### Extracted entries:
* start *

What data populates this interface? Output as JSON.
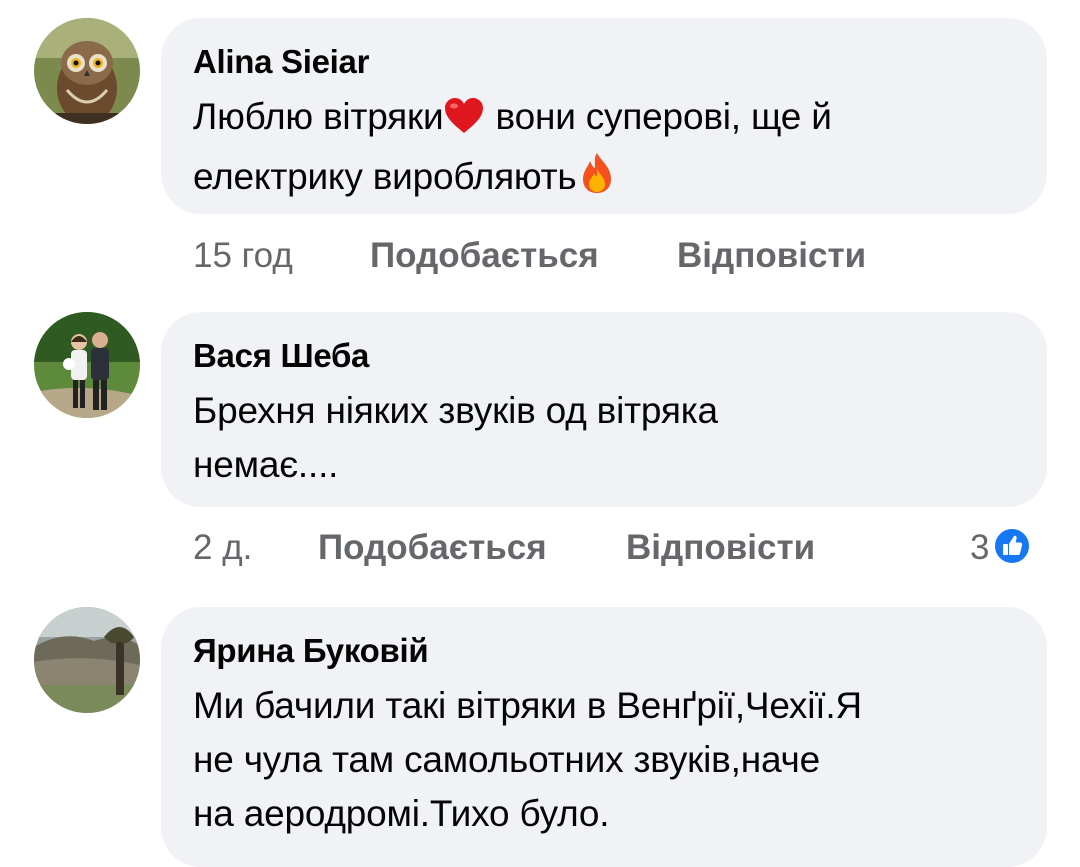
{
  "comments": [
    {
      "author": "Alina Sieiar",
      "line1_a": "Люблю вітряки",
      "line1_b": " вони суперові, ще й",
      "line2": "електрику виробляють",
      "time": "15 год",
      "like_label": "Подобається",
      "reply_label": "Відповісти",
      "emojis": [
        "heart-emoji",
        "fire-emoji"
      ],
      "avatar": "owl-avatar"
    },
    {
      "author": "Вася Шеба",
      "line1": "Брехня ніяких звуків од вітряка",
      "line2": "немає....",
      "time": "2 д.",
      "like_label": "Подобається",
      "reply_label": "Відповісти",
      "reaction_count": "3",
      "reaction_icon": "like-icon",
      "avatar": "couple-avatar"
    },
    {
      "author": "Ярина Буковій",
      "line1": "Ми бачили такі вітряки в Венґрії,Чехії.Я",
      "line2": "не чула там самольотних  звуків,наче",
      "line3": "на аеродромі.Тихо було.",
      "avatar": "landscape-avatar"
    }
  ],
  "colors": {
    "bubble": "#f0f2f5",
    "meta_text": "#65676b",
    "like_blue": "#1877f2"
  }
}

* end *
* start *

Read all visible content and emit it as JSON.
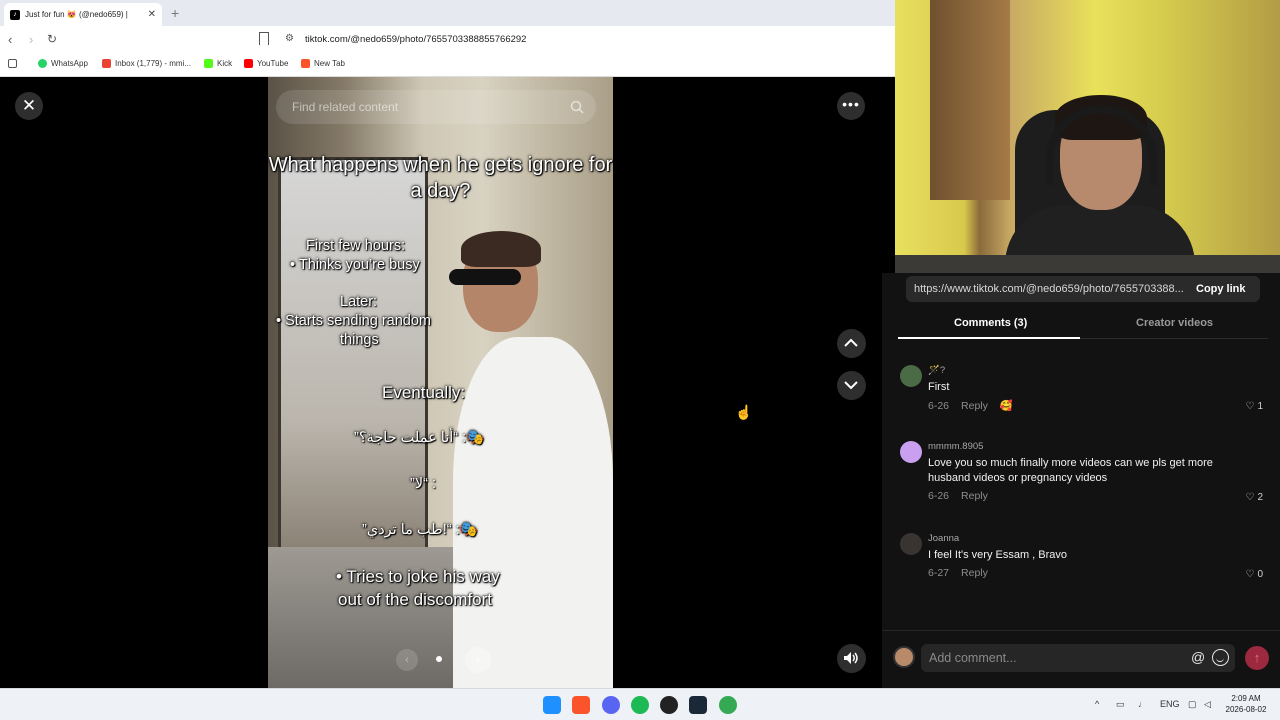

* end *
* start *

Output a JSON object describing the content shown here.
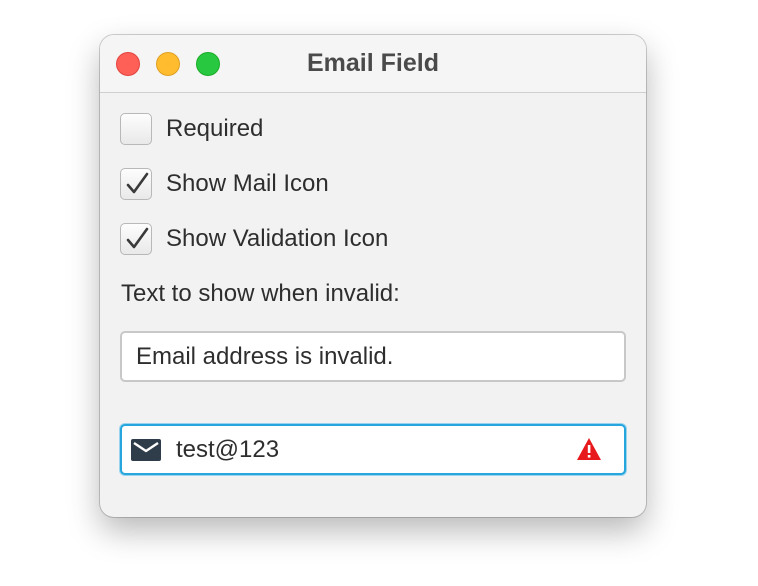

* end *

### Exercise instructions:
Find the word "content" and list each line it appears in.

### Written answer:
Read all visible content and emit it as JSON.
Output a JSON object describing the content shown here.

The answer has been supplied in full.